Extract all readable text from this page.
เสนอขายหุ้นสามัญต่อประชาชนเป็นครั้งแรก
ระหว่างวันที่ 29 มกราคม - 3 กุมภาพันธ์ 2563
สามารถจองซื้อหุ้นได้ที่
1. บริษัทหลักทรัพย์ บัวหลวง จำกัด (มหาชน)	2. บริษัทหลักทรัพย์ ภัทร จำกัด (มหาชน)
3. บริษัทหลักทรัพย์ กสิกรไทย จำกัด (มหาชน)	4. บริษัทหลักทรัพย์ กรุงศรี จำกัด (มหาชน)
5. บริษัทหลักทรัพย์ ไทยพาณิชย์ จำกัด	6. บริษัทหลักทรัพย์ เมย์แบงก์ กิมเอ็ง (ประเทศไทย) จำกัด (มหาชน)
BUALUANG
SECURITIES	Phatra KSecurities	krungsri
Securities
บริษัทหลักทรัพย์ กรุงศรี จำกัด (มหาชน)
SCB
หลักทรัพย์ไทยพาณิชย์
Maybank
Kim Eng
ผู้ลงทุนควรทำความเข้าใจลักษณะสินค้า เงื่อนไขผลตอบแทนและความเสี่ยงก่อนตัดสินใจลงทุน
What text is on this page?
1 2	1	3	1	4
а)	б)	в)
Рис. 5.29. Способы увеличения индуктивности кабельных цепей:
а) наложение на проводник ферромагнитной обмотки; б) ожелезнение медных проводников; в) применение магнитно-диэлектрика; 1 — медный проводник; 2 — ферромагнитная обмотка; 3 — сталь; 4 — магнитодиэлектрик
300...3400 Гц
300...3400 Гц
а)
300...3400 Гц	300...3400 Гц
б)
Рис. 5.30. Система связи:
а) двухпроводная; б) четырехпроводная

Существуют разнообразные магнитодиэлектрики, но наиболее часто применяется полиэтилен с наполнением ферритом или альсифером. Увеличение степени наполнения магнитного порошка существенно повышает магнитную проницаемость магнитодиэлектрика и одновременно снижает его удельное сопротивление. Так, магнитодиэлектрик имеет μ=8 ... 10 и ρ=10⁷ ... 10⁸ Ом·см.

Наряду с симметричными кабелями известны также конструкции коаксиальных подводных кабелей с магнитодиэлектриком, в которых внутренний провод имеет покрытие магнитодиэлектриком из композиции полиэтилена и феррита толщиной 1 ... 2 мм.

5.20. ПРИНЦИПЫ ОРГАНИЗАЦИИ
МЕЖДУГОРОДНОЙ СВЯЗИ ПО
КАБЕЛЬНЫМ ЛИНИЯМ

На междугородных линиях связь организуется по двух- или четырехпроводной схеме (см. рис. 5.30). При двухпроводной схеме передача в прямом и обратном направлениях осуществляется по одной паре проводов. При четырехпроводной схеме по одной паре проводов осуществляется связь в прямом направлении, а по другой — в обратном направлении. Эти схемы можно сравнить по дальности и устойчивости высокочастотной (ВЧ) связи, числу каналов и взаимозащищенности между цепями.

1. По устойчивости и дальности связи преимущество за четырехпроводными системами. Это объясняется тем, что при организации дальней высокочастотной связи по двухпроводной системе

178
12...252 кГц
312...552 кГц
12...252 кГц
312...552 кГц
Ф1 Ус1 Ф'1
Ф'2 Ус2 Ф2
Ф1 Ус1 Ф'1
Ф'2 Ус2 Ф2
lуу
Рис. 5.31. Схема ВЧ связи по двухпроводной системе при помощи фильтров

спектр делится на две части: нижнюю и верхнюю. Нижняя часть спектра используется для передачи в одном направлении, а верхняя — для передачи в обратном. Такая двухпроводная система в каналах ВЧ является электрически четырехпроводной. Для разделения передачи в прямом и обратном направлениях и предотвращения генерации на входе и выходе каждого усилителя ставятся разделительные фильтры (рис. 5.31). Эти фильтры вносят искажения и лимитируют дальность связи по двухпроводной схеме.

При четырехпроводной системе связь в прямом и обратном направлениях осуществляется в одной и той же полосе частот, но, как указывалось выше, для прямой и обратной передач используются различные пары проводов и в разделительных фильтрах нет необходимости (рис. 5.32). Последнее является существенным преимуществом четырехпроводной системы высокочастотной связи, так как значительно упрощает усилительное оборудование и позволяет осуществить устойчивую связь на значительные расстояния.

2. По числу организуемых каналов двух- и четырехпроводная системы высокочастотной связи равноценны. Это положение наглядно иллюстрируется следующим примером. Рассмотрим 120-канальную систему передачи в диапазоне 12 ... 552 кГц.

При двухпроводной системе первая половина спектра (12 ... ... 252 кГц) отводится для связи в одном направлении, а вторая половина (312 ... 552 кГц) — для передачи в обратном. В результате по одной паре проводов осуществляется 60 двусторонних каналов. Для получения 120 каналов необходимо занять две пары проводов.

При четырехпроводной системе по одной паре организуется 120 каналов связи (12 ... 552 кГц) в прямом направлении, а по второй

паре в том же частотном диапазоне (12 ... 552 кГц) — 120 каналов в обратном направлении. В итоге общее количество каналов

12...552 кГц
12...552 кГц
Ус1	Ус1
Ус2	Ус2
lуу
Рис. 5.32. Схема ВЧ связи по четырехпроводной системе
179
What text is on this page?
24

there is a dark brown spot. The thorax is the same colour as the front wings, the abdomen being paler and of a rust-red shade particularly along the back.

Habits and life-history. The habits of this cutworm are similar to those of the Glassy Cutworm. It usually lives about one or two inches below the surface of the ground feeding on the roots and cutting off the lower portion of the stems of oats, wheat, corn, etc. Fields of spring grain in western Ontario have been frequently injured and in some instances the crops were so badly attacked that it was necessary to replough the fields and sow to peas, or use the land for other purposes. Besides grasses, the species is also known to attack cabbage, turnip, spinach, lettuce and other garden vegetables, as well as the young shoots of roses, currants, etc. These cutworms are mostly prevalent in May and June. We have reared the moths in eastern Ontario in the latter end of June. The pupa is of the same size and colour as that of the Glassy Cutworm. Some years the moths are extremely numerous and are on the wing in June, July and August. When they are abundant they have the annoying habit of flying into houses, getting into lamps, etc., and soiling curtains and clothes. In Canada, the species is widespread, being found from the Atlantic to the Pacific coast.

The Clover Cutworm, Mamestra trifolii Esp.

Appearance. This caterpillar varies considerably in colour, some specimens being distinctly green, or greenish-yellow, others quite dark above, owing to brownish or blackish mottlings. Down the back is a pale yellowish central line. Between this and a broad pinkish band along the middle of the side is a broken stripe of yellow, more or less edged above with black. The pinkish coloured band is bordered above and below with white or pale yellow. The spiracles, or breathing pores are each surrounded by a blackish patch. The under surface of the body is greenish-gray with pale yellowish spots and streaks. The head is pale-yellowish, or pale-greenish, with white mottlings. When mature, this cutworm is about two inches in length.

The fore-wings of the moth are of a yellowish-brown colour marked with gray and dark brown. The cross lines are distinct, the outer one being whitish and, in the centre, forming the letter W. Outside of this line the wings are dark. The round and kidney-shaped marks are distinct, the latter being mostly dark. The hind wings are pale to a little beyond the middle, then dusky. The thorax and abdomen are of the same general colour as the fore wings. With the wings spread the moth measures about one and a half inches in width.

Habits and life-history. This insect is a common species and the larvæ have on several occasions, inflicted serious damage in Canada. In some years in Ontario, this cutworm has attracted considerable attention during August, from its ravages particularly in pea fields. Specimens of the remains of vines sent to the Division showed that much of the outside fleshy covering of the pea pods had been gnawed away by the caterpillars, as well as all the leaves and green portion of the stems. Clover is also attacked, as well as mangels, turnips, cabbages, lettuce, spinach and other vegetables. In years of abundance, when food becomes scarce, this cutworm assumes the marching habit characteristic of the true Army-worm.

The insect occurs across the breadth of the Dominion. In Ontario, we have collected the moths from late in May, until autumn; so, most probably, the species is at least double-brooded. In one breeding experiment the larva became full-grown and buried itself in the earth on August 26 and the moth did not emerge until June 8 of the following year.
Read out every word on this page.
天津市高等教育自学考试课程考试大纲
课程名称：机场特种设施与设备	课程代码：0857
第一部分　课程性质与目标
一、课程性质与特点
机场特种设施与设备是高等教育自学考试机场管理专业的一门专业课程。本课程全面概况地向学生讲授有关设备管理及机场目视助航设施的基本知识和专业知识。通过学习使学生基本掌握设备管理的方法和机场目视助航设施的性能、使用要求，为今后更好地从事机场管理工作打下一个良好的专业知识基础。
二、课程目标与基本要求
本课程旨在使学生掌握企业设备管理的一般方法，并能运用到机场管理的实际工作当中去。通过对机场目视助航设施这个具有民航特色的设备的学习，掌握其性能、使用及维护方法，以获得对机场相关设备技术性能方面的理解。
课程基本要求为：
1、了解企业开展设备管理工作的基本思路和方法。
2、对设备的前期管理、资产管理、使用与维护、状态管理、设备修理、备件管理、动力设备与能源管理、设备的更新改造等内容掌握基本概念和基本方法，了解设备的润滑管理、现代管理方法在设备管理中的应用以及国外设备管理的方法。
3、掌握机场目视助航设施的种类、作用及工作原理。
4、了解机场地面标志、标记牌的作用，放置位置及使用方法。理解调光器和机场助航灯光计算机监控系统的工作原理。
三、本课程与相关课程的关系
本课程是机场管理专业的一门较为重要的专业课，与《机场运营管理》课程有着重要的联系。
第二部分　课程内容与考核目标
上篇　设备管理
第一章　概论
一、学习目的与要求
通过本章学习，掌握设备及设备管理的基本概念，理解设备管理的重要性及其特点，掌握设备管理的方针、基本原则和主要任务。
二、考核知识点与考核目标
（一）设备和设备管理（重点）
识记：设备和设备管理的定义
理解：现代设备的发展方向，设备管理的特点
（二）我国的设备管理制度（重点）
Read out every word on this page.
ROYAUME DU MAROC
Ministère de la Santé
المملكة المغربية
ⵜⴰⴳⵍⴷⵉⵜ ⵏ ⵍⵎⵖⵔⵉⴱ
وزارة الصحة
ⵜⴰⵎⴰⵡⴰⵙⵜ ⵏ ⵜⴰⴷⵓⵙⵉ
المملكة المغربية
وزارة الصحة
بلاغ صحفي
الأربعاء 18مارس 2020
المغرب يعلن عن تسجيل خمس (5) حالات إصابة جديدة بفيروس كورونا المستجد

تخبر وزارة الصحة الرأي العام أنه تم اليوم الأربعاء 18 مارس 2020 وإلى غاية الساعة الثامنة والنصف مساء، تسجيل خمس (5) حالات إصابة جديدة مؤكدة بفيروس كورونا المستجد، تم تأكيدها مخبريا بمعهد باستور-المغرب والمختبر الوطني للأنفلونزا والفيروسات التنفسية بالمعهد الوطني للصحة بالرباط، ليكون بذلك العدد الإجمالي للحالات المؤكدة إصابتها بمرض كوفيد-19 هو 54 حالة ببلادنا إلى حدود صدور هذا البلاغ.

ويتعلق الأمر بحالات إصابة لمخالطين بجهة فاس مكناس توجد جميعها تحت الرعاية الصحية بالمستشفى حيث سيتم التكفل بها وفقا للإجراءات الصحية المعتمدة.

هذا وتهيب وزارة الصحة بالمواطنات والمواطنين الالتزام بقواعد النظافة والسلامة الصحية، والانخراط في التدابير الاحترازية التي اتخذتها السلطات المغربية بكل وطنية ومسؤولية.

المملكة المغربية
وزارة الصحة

#####

REQUIREMENTS —
Gather each line of the listing containing the word "attacked" and show it.

FINAL RESULT —
Habits and life-history. The habits of this cutworm are similar to those of the Glassy Cutworm. It usually lives about one or two inches below the surface of the ground feeding on the roots and cutting off the lower portion of the stems of oats, wheat, corn, etc. Fields of spring grain in western Ontario have been frequently injured and in some instances the crops were so badly attacked that it was necessary to replough the fields and sow to peas, or use the land for other purposes. Besides grasses, the species is also known to attack cabbage, turnip, spinach, lettuce and other garden vegetables, as well as the young shoots of roses, currants, etc. These cutworms are mostly prevalent in May and June. We have reared the moths in eastern Ontario in the latter end of June. The pupa is of the same size and colour as that of the Glassy Cutworm. Some years the moths are extremely numerous and are on the wing in June, July and August. When they are abundant they have the annoying habit of flying into houses, getting into lamps, etc., and soiling curtains and clothes. In Canada, the species is widespread, being found from the Atlantic to the Pacific coast.
Habits and life-history. This insect is a common species and the larvæ have on several occasions, inflicted serious damage in Canada. In some years in Ontario, this cutworm has attracted considerable attention during August, from its ravages particularly in pea fields. Specimens of the remains of vines sent to the Division showed that much of the outside fleshy covering of the pea pods had been gnawed away by the caterpillars, as well as all the leaves and green portion of the stems. Clover is also attacked, as well as mangels, turnips, cabbages, lettuce, spinach and other vegetables. In years of abundance, when food becomes scarce, this cutworm assumes the marching habit characteristic of the true Army-worm.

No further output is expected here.